**Written problem:** Exclude the pictures, then copy all remaining records exactly.

**Given records:**

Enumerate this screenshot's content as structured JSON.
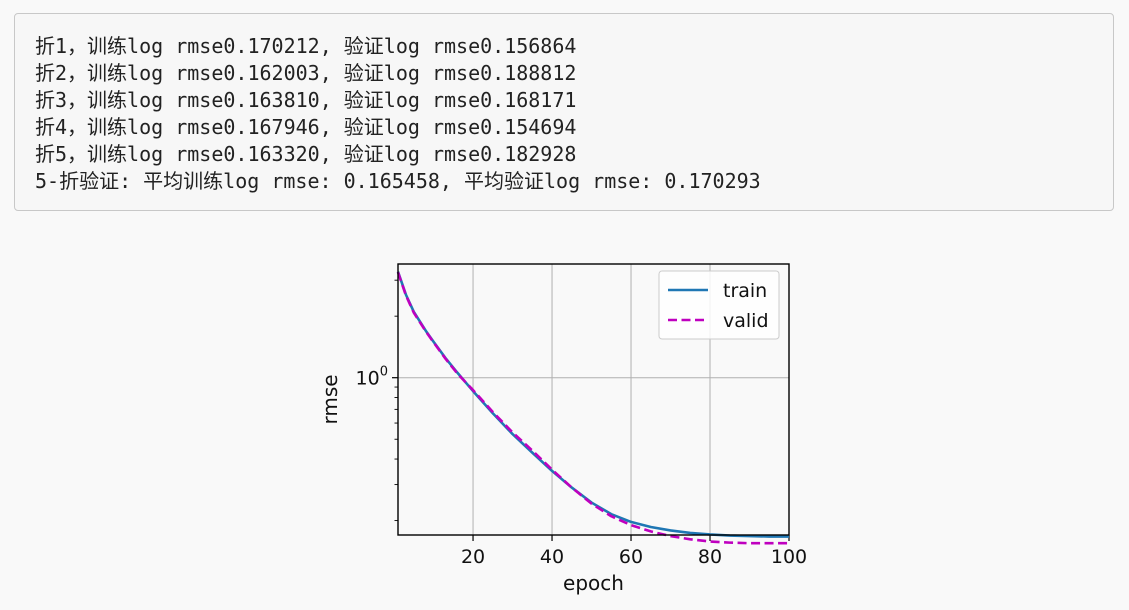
{
  "log": {
    "lines": [
      "折1，训练log rmse0.170212, 验证log rmse0.156864",
      "折2，训练log rmse0.162003, 验证log rmse0.188812",
      "折3，训练log rmse0.163810, 验证log rmse0.168171",
      "折4，训练log rmse0.167946, 验证log rmse0.154694",
      "折5，训练log rmse0.163320, 验证log rmse0.182928",
      "5-折验证: 平均训练log rmse: 0.165458, 平均验证log rmse: 0.170293"
    ]
  },
  "chart_data": {
    "type": "line",
    "xlabel": "epoch",
    "ylabel": "rmse",
    "xlim": [
      1,
      100
    ],
    "ylim": [
      0.17,
      3.6
    ],
    "yscale": "log",
    "grid": true,
    "legend_position": "top-right",
    "x_ticks": [
      20,
      40,
      60,
      80,
      100
    ],
    "x_tick_labels": [
      "20",
      "40",
      "60",
      "80",
      "100"
    ],
    "y_major_tick_base": "10",
    "y_major_tick_exp": "0",
    "series": [
      {
        "name": "train",
        "style": "solid",
        "color": "#1f77b4",
        "x": [
          1,
          3,
          5,
          8,
          10,
          13,
          16,
          20,
          25,
          30,
          35,
          40,
          45,
          50,
          55,
          60,
          65,
          70,
          75,
          80,
          85,
          90,
          95,
          100
        ],
        "y": [
          3.3,
          2.55,
          2.1,
          1.7,
          1.5,
          1.25,
          1.06,
          0.86,
          0.67,
          0.53,
          0.43,
          0.35,
          0.29,
          0.245,
          0.215,
          0.197,
          0.186,
          0.179,
          0.174,
          0.171,
          0.169,
          0.168,
          0.167,
          0.167
        ]
      },
      {
        "name": "valid",
        "style": "dashed",
        "color": "#bf00bf",
        "x": [
          1,
          3,
          5,
          8,
          10,
          13,
          16,
          20,
          25,
          30,
          35,
          40,
          45,
          50,
          55,
          60,
          65,
          70,
          75,
          80,
          85,
          90,
          95,
          100
        ],
        "y": [
          3.28,
          2.53,
          2.08,
          1.69,
          1.49,
          1.24,
          1.05,
          0.87,
          0.68,
          0.54,
          0.44,
          0.355,
          0.29,
          0.242,
          0.21,
          0.19,
          0.177,
          0.168,
          0.162,
          0.158,
          0.156,
          0.155,
          0.155,
          0.155
        ]
      }
    ]
  }
}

**Finished answer:**
Enumerate this screenshot's content as structured JSON.
{
  "log": {
    "lines": [
      "折1，训练log rmse0.170212, 验证log rmse0.156864",
      "折2，训练log rmse0.162003, 验证log rmse0.188812",
      "折3，训练log rmse0.163810, 验证log rmse0.168171",
      "折4，训练log rmse0.167946, 验证log rmse0.154694",
      "折5，训练log rmse0.163320, 验证log rmse0.182928",
      "5-折验证: 平均训练log rmse: 0.165458, 平均验证log rmse: 0.170293"
    ]
  },
  "chart_data": {
    "type": "line",
    "xlabel": "epoch",
    "ylabel": "rmse",
    "xlim": [
      1,
      100
    ],
    "ylim": [
      0.17,
      3.6
    ],
    "yscale": "log",
    "grid": true,
    "legend_position": "top-right",
    "x_ticks": [
      20,
      40,
      60,
      80,
      100
    ],
    "x_tick_labels": [
      "20",
      "40",
      "60",
      "80",
      "100"
    ],
    "y_major_tick_base": "10",
    "y_major_tick_exp": "0",
    "series": [
      {
        "name": "train",
        "style": "solid",
        "color": "#1f77b4",
        "x": [
          1,
          3,
          5,
          8,
          10,
          13,
          16,
          20,
          25,
          30,
          35,
          40,
          45,
          50,
          55,
          60,
          65,
          70,
          75,
          80,
          85,
          90,
          95,
          100
        ],
        "y": [
          3.3,
          2.55,
          2.1,
          1.7,
          1.5,
          1.25,
          1.06,
          0.86,
          0.67,
          0.53,
          0.43,
          0.35,
          0.29,
          0.245,
          0.215,
          0.197,
          0.186,
          0.179,
          0.174,
          0.171,
          0.169,
          0.168,
          0.167,
          0.167
        ]
      },
      {
        "name": "valid",
        "style": "dashed",
        "color": "#bf00bf",
        "x": [
          1,
          3,
          5,
          8,
          10,
          13,
          16,
          20,
          25,
          30,
          35,
          40,
          45,
          50,
          55,
          60,
          65,
          70,
          75,
          80,
          85,
          90,
          95,
          100
        ],
        "y": [
          3.28,
          2.53,
          2.08,
          1.69,
          1.49,
          1.24,
          1.05,
          0.87,
          0.68,
          0.54,
          0.44,
          0.355,
          0.29,
          0.242,
          0.21,
          0.19,
          0.177,
          0.168,
          0.162,
          0.158,
          0.156,
          0.155,
          0.155,
          0.155
        ]
      }
    ]
  }
}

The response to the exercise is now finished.